▶ _STATED PROBLEM_
Below is a set of records; restate each one word for word.

Records about charts and figures
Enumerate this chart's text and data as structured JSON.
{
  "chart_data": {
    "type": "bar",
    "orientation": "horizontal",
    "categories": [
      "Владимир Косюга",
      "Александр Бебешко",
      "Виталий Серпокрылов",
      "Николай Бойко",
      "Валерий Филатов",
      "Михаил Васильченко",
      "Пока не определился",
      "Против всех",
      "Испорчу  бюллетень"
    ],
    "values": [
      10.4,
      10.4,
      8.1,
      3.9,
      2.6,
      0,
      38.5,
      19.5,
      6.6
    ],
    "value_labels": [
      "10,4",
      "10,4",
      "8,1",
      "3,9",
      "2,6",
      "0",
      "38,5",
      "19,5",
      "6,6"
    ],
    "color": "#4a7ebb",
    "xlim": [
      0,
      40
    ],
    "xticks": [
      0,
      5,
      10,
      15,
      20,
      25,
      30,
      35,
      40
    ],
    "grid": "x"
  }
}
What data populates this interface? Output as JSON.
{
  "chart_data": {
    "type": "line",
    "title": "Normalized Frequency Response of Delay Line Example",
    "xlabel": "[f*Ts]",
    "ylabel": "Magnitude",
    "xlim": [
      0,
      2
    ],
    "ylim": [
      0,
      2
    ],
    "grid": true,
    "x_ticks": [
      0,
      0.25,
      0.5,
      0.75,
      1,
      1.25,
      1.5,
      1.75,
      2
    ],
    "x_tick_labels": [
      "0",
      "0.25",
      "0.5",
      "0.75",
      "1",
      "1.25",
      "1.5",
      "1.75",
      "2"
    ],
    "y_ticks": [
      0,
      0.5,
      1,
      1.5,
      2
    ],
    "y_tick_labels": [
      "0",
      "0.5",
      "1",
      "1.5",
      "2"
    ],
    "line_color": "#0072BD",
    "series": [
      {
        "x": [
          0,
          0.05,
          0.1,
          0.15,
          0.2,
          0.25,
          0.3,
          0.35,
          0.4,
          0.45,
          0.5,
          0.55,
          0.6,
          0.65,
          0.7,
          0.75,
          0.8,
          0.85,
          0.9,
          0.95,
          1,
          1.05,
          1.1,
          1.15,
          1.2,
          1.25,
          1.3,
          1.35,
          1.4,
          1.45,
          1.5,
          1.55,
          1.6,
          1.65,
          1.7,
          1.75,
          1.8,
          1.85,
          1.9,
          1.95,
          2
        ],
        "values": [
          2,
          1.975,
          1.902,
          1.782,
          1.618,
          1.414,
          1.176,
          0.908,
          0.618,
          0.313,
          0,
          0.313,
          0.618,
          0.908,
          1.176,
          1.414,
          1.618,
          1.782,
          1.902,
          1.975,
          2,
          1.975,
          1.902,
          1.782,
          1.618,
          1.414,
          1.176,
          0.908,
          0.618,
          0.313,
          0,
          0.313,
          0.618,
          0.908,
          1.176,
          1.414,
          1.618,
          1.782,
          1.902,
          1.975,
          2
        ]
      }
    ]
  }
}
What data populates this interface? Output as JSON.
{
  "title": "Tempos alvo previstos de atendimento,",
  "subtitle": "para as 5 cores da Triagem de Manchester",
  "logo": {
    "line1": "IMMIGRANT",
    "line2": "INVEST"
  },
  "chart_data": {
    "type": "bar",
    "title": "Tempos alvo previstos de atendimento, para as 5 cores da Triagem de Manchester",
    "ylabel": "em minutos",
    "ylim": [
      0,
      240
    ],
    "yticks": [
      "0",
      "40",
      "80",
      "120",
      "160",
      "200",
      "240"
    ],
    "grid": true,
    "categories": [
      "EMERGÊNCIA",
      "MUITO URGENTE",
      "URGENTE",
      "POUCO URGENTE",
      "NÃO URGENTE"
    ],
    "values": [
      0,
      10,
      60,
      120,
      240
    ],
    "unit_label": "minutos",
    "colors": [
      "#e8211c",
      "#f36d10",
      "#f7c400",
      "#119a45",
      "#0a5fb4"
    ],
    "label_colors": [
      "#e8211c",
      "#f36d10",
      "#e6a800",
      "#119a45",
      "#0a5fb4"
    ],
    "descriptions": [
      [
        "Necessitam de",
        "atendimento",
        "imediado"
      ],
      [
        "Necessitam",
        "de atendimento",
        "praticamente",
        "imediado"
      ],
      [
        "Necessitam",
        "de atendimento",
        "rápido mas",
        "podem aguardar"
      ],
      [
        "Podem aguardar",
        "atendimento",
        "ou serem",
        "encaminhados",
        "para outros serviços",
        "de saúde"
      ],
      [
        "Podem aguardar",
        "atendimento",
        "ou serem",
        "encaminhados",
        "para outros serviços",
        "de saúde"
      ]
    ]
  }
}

▶ _RESPONSE TO THIS EXERCISE_
Enumerate this chart's text and data as structured JSON.
{
  "chart_data": {
    "type": "bar",
    "orientation": "horizontal",
    "categories": [
      "Владимир Косюга",
      "Александр Бебешко",
      "Виталий Серпокрылов",
      "Николай Бойко",
      "Валерий Филатов",
      "Михаил Васильченко",
      "Пока не определился",
      "Против всех",
      "Испорчу  бюллетень"
    ],
    "values": [
      10.4,
      10.4,
      8.1,
      3.9,
      2.6,
      0,
      38.5,
      19.5,
      6.6
    ],
    "value_labels": [
      "10,4",
      "10,4",
      "8,1",
      "3,9",
      "2,6",
      "0",
      "38,5",
      "19,5",
      "6,6"
    ],
    "color": "#4a7ebb",
    "xlim": [
      0,
      40
    ],
    "xticks": [
      0,
      5,
      10,
      15,
      20,
      25,
      30,
      35,
      40
    ],
    "grid": "x"
  }
}
What data populates this interface? Output as JSON.
{
  "chart_data": {
    "type": "line",
    "title": "Normalized Frequency Response of Delay Line Example",
    "xlabel": "[f*Ts]",
    "ylabel": "Magnitude",
    "xlim": [
      0,
      2
    ],
    "ylim": [
      0,
      2
    ],
    "grid": true,
    "x_ticks": [
      0,
      0.25,
      0.5,
      0.75,
      1,
      1.25,
      1.5,
      1.75,
      2
    ],
    "x_tick_labels": [
      "0",
      "0.25",
      "0.5",
      "0.75",
      "1",
      "1.25",
      "1.5",
      "1.75",
      "2"
    ],
    "y_ticks": [
      0,
      0.5,
      1,
      1.5,
      2
    ],
    "y_tick_labels": [
      "0",
      "0.5",
      "1",
      "1.5",
      "2"
    ],
    "line_color": "#0072BD",
    "series": [
      {
        "x": [
          0,
          0.05,
          0.1,
          0.15,
          0.2,
          0.25,
          0.3,
          0.35,
          0.4,
          0.45,
          0.5,
          0.55,
          0.6,
          0.65,
          0.7,
          0.75,
          0.8,
          0.85,
          0.9,
          0.95,
          1,
          1.05,
          1.1,
          1.15,
          1.2,
          1.25,
          1.3,
          1.35,
          1.4,
          1.45,
          1.5,
          1.55,
          1.6,
          1.65,
          1.7,
          1.75,
          1.8,
          1.85,
          1.9,
          1.95,
          2
        ],
        "values": [
          2,
          1.975,
          1.902,
          1.782,
          1.618,
          1.414,
          1.176,
          0.908,
          0.618,
          0.313,
          0,
          0.313,
          0.618,
          0.908,
          1.176,
          1.414,
          1.618,
          1.782,
          1.902,
          1.975,
          2,
          1.975,
          1.902,
          1.782,
          1.618,
          1.414,
          1.176,
          0.908,
          0.618,
          0.313,
          0,
          0.313,
          0.618,
          0.908,
          1.176,
          1.414,
          1.618,
          1.782,
          1.902,
          1.975,
          2
        ]
      }
    ]
  }
}
What data populates this interface? Output as JSON.
{
  "title": "Tempos alvo previstos de atendimento,",
  "subtitle": "para as 5 cores da Triagem de Manchester",
  "logo": {
    "line1": "IMMIGRANT",
    "line2": "INVEST"
  },
  "chart_data": {
    "type": "bar",
    "title": "Tempos alvo previstos de atendimento, para as 5 cores da Triagem de Manchester",
    "ylabel": "em minutos",
    "ylim": [
      0,
      240
    ],
    "yticks": [
      "0",
      "40",
      "80",
      "120",
      "160",
      "200",
      "240"
    ],
    "grid": true,
    "categories": [
      "EMERGÊNCIA",
      "MUITO URGENTE",
      "URGENTE",
      "POUCO URGENTE",
      "NÃO URGENTE"
    ],
    "values": [
      0,
      10,
      60,
      120,
      240
    ],
    "unit_label": "minutos",
    "colors": [
      "#e8211c",
      "#f36d10",
      "#f7c400",
      "#119a45",
      "#0a5fb4"
    ],
    "label_colors": [
      "#e8211c",
      "#f36d10",
      "#e6a800",
      "#119a45",
      "#0a5fb4"
    ],
    "descriptions": [
      [
        "Necessitam de",
        "atendimento",
        "imediado"
      ],
      [
        "Necessitam",
        "de atendimento",
        "praticamente",
        "imediado"
      ],
      [
        "Necessitam",
        "de atendimento",
        "rápido mas",
        "podem aguardar"
      ],
      [
        "Podem aguardar",
        "atendimento",
        "ou serem",
        "encaminhados",
        "para outros serviços",
        "de saúde"
      ],
      [
        "Podem aguardar",
        "atendimento",
        "ou serem",
        "encaminhados",
        "para outros serviços",
        "de saúde"
      ]
    ]
  }
}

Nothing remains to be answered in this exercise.